Collected data:
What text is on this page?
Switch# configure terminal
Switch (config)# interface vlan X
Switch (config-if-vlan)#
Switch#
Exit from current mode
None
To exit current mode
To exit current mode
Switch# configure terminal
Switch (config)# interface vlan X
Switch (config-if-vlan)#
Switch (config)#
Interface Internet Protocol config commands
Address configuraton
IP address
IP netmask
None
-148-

WHAT YOU SHOULD DO. Return every record above exactly as it appears.

FINISHED TASK.
What text is on this page?
Switch# configure terminal
Switch (config)# interface vlan X
Switch (config-if-vlan)#
Switch#
Exit from current mode
None
To exit current mode
To exit current mode
Switch# configure terminal
Switch (config)# interface vlan X
Switch (config-if-vlan)#
Switch (config)#
Interface Internet Protocol config commands
Address configuraton
IP address
IP netmask
None
-148-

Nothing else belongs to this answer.